Task
Search the records for "JSON". Copy every line where it appears.

[Items listed in a dataset]
+--
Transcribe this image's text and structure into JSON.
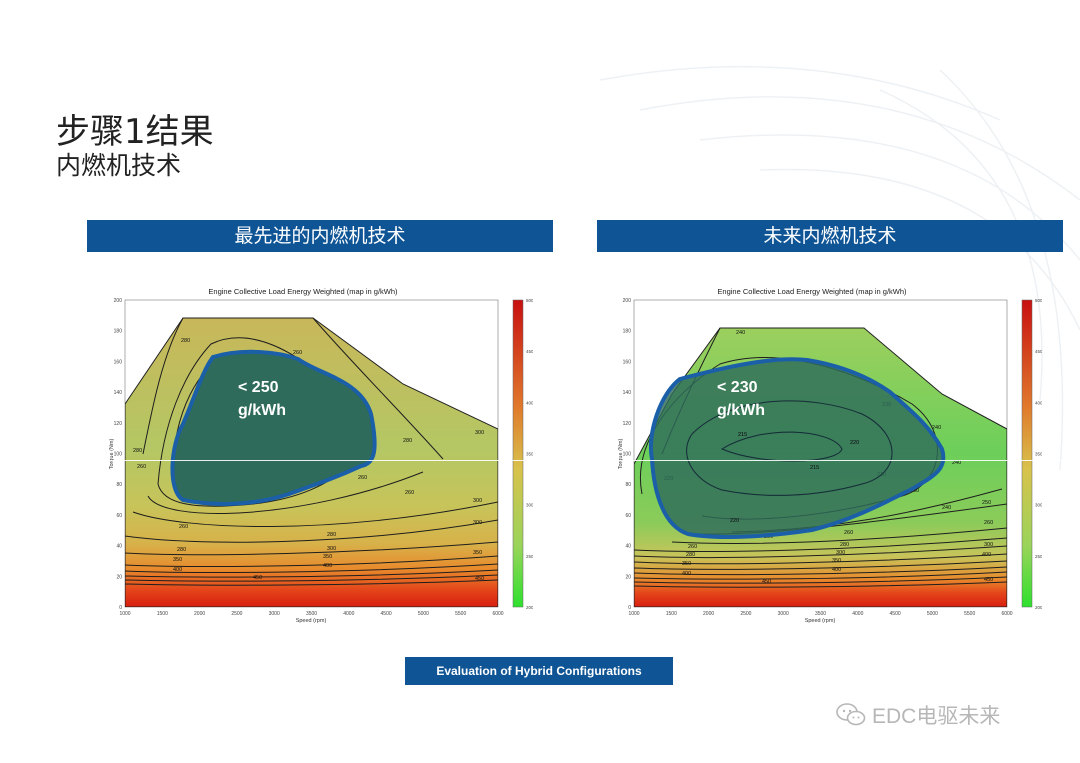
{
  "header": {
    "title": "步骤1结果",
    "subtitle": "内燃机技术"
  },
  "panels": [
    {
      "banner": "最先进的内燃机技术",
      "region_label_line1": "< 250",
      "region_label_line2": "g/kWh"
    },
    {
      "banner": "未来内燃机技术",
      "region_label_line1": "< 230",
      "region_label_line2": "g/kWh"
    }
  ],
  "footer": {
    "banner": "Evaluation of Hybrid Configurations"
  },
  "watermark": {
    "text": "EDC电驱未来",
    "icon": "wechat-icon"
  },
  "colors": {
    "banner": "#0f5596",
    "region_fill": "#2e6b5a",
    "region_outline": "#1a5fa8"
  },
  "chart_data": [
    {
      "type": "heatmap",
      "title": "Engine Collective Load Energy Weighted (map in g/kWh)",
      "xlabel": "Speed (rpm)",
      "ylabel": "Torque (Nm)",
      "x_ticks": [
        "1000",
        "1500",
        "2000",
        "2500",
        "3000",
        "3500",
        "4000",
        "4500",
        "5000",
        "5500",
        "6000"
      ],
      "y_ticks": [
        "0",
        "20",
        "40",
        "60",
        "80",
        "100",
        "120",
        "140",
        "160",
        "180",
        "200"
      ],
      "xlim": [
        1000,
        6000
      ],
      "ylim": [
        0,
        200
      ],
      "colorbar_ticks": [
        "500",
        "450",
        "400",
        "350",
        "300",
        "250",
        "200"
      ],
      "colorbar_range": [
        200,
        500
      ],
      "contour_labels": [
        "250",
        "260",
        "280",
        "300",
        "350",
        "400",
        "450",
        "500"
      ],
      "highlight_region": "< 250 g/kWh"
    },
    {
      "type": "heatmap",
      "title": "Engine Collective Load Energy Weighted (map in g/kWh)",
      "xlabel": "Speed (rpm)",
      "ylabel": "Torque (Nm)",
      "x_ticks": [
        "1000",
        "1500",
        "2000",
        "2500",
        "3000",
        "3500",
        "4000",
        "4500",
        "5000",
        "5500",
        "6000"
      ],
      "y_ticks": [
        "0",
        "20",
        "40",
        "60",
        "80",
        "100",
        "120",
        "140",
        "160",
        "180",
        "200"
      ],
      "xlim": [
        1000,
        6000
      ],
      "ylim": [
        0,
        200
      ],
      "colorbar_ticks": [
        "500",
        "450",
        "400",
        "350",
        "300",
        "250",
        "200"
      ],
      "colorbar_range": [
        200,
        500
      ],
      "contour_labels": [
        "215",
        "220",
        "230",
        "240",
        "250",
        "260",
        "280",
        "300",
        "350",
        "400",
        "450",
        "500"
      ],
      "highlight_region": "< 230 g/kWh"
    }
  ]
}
+--
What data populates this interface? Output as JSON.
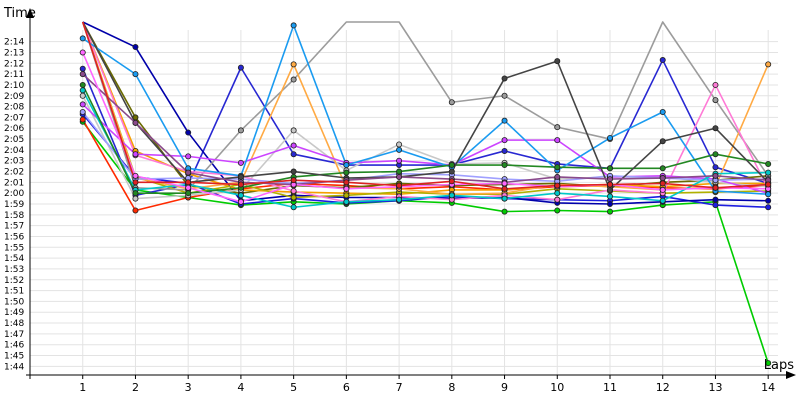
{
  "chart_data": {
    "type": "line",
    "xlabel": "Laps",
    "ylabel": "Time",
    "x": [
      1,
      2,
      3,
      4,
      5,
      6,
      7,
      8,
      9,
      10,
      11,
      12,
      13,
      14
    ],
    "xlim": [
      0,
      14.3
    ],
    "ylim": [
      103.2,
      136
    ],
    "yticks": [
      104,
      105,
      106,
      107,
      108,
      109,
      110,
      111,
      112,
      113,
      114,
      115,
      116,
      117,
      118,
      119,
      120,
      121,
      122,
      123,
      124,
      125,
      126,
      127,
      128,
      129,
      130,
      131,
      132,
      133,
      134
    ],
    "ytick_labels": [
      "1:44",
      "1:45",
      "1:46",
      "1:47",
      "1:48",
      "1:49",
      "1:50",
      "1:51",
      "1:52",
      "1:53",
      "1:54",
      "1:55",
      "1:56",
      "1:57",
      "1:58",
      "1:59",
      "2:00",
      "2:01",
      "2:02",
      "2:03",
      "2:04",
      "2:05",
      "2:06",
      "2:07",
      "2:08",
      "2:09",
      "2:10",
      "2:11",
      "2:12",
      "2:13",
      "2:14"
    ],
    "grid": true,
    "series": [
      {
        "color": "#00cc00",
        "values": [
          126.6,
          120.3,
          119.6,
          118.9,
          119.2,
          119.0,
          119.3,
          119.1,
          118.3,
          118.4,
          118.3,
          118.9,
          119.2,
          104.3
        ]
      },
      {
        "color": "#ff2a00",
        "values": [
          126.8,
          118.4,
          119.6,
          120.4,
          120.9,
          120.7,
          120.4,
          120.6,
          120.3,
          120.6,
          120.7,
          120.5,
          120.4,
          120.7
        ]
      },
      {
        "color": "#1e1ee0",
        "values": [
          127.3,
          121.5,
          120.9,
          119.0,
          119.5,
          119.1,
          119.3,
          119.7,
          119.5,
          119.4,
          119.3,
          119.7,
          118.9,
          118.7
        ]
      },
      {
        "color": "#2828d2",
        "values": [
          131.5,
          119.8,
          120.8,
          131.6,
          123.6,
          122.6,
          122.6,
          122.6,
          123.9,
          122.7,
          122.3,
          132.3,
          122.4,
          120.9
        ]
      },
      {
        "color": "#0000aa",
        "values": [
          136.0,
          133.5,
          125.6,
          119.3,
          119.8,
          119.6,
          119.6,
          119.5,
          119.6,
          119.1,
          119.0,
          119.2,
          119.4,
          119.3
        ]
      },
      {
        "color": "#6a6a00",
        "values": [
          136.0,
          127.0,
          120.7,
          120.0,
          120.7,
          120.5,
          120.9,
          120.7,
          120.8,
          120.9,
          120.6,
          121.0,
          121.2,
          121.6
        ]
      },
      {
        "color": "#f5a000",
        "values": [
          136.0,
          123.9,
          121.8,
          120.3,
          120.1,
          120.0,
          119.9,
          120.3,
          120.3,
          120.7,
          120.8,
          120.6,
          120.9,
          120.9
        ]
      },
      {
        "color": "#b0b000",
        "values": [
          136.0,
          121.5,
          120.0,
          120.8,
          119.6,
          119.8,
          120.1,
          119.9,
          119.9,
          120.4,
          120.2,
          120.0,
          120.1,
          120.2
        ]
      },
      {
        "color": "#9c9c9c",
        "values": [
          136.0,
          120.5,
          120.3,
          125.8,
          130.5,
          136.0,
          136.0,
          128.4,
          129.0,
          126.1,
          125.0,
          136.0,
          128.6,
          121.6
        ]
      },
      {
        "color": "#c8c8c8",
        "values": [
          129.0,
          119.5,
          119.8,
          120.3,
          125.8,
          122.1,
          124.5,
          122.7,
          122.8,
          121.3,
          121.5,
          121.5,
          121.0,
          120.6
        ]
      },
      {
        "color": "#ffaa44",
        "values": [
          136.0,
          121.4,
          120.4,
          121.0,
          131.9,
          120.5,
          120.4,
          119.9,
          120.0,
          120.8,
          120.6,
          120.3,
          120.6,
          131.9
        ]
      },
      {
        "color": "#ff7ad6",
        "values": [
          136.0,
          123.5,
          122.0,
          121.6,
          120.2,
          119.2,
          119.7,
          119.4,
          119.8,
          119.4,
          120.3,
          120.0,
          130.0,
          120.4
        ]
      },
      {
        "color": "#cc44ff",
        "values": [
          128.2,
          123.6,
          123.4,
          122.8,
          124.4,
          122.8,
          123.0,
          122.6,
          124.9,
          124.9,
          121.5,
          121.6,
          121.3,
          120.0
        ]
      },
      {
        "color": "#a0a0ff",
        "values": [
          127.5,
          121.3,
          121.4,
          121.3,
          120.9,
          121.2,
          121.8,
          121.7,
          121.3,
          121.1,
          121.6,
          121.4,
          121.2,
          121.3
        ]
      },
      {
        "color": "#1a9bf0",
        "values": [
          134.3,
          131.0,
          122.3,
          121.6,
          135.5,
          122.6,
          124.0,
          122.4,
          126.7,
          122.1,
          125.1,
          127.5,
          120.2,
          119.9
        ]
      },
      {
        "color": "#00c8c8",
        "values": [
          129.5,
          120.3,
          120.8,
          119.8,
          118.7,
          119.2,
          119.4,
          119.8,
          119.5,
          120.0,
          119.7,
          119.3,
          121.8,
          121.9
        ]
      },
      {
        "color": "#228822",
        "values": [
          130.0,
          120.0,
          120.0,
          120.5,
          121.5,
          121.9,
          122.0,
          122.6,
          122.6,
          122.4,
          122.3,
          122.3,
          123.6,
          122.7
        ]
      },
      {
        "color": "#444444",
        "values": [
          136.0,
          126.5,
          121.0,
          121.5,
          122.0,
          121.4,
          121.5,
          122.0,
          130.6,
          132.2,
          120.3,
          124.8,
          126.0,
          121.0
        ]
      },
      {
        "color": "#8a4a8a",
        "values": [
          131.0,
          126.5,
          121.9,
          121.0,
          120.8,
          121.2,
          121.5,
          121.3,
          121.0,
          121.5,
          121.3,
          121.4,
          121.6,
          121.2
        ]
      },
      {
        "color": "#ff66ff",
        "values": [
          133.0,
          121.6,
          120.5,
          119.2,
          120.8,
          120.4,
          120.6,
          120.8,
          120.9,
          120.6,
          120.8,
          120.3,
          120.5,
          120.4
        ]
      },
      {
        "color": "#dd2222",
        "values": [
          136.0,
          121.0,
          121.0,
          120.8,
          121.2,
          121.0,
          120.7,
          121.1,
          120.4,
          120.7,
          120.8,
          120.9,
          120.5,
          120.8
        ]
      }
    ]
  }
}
+--
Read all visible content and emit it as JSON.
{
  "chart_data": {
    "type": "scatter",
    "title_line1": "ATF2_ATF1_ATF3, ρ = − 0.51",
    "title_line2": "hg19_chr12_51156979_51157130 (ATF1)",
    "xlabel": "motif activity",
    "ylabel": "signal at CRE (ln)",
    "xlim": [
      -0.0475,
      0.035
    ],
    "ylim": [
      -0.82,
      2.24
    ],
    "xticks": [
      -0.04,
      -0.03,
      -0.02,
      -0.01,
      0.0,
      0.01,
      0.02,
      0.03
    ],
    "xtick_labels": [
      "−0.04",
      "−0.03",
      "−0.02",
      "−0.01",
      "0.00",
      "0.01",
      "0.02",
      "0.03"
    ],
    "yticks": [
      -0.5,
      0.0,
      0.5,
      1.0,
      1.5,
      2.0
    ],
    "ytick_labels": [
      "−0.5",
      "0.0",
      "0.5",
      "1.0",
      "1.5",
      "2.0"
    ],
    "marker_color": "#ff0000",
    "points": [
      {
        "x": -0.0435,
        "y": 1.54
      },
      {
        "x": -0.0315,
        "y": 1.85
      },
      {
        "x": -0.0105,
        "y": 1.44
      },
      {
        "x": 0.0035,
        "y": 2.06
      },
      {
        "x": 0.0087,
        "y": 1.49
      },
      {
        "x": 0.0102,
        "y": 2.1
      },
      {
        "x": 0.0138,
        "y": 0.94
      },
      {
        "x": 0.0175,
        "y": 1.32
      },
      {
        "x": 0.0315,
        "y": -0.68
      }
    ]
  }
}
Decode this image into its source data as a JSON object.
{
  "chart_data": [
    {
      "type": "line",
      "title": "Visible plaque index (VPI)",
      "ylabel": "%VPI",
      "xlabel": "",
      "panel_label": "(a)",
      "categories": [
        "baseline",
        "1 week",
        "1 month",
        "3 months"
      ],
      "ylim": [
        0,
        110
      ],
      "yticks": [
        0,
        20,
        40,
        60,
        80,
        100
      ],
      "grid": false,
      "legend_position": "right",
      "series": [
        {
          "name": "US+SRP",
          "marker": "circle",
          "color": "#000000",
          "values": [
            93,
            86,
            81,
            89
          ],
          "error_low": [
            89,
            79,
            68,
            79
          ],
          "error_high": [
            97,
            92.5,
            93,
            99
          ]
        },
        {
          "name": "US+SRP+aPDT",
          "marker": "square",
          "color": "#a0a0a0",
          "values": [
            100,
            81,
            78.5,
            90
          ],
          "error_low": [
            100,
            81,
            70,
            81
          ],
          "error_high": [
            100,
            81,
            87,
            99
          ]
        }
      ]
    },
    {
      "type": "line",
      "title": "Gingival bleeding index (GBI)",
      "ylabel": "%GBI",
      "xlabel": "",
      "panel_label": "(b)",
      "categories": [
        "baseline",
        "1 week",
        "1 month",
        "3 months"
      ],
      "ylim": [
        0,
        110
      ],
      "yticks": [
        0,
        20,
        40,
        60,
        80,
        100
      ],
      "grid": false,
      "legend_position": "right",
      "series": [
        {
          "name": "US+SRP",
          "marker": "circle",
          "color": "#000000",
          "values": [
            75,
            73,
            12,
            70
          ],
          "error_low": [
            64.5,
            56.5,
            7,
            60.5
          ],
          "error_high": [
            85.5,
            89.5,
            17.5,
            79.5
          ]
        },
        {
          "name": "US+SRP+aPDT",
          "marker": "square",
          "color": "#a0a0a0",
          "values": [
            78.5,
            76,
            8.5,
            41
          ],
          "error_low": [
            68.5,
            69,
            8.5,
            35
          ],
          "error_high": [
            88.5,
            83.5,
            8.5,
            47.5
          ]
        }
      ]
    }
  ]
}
+--
Final result
Transcribe this image's text and structure into JSON.
What data populates this interface? Output as JSON.
Read all visible content and emit it as JSON.
Decode this image into its source data as a JSON object.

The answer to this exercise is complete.